***** Working data *****

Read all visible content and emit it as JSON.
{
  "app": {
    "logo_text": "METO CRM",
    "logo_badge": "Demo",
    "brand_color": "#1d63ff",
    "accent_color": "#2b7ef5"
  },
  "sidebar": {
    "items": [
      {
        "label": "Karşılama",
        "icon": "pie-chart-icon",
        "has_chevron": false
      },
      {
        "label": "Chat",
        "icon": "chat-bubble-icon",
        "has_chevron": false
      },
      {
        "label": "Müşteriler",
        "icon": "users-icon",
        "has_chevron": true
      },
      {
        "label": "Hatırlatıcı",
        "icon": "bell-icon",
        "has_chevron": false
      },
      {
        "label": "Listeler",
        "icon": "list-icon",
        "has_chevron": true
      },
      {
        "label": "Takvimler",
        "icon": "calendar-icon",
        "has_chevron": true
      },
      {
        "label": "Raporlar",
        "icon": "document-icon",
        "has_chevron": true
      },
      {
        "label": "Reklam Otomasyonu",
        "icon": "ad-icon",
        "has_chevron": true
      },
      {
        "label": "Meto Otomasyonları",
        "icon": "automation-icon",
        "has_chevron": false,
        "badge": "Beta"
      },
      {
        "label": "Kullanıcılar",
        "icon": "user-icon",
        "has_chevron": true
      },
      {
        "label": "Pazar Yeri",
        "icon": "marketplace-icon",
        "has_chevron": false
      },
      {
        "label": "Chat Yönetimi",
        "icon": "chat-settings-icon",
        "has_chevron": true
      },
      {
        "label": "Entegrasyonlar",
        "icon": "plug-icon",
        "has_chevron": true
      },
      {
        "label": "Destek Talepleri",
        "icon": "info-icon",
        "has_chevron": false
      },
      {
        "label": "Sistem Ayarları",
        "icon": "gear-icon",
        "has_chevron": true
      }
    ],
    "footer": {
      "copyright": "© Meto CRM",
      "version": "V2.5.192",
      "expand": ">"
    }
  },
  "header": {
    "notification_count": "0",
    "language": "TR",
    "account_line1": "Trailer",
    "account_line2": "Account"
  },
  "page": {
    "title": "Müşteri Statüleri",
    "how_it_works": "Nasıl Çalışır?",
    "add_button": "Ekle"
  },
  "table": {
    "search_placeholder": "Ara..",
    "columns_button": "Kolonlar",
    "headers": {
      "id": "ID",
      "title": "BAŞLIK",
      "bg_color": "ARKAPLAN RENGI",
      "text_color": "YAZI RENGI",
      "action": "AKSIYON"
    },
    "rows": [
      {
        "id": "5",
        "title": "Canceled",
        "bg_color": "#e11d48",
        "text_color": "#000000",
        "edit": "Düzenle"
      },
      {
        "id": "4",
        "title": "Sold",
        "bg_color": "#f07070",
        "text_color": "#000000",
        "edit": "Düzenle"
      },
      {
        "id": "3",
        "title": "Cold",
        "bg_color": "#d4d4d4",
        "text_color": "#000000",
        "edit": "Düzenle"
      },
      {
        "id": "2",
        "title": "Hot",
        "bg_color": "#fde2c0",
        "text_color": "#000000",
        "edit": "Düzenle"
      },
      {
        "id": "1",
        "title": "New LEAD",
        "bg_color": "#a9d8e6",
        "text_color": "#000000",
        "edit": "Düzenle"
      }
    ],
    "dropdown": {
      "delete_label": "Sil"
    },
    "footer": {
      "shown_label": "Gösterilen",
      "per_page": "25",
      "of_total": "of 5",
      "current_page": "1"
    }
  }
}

*****

**Task:** Using the entries above, return each line in which the word "title" occurs.

**Correct output:**
    "title": "Müşteri Statüleri",
      "title": "BAŞLIK",
        "title": "Canceled",
        "title": "Sold",
        "title": "Cold",
        "title": "Hot",
        "title": "New LEAD",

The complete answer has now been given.